* _Objective_
Look below for the line with "Read out every word on this page.". Extract that line and each one after it through the last, word for word.

─── Records supplied ───

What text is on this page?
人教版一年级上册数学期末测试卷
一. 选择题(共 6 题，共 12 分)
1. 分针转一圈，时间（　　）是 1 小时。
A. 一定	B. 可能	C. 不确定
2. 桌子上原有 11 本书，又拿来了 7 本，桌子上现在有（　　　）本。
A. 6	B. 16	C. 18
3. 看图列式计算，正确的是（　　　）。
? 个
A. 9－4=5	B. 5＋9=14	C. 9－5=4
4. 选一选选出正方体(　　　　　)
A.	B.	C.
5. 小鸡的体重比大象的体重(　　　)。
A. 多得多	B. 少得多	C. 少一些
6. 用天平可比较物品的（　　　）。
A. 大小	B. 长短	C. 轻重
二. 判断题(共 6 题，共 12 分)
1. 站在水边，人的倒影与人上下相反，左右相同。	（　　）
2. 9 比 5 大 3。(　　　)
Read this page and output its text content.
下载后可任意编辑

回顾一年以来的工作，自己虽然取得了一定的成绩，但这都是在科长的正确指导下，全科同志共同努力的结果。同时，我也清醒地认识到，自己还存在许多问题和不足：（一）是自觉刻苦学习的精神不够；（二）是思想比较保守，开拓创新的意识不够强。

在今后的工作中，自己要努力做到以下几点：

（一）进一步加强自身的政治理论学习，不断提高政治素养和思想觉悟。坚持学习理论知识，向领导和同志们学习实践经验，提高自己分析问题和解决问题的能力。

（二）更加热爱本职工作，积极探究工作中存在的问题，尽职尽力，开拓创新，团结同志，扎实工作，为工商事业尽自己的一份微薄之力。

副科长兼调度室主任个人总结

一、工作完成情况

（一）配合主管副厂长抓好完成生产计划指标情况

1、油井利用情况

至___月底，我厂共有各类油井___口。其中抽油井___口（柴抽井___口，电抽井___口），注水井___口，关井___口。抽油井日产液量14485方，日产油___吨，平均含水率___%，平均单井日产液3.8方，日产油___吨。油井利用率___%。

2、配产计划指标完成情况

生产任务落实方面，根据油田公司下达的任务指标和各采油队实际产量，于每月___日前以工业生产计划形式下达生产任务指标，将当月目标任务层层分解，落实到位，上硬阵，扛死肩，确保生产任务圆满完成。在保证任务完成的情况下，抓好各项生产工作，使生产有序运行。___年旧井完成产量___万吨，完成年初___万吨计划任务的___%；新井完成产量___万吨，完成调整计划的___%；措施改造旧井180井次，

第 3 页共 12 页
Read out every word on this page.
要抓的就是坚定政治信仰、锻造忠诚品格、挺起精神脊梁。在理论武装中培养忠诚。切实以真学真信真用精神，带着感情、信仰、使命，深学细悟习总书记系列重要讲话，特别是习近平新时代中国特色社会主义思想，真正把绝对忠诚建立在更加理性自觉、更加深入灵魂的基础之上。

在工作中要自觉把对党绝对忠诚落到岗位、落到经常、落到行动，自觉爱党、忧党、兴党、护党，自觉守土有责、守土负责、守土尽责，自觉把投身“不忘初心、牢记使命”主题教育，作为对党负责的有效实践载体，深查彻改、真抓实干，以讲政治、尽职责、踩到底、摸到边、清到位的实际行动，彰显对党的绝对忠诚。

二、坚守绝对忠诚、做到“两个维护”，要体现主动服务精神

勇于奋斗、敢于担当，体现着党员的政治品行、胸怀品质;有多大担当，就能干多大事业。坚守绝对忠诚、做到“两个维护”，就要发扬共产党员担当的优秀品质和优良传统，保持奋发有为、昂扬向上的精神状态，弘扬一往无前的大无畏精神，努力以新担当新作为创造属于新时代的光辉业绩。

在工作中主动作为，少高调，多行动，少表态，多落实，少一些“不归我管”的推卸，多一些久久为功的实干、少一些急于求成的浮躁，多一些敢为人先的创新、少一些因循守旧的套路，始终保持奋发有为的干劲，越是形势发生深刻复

───

* _Exercise solution_
Read out every word on this page.
要抓的就是坚定政治信仰、锻造忠诚品格、挺起精神脊梁。在理论武装中培养忠诚。切实以真学真信真用精神，带着感情、信仰、使命，深学细悟习总书记系列重要讲话，特别是习近平新时代中国特色社会主义思想，真正把绝对忠诚建立在更加理性自觉、更加深入灵魂的基础之上。

在工作中要自觉把对党绝对忠诚落到岗位、落到经常、落到行动，自觉爱党、忧党、兴党、护党，自觉守土有责、守土负责、守土尽责，自觉把投身“不忘初心、牢记使命”主题教育，作为对党负责的有效实践载体，深查彻改、真抓实干，以讲政治、尽职责、踩到底、摸到边、清到位的实际行动，彰显对党的绝对忠诚。

二、坚守绝对忠诚、做到“两个维护”，要体现主动服务精神

勇于奋斗、敢于担当，体现着党员的政治品行、胸怀品质;有多大担当，就能干多大事业。坚守绝对忠诚、做到“两个维护”，就要发扬共产党员担当的优秀品质和优良传统，保持奋发有为、昂扬向上的精神状态，弘扬一往无前的大无畏精神，努力以新担当新作为创造属于新时代的光辉业绩。

在工作中主动作为，少高调，多行动，少表态，多落实，少一些“不归我管”的推卸，多一些久久为功的实干、少一些急于求成的浮躁，多一些敢为人先的创新、少一些因循守旧的套路，始终保持奋发有为的干劲，越是形势发生深刻复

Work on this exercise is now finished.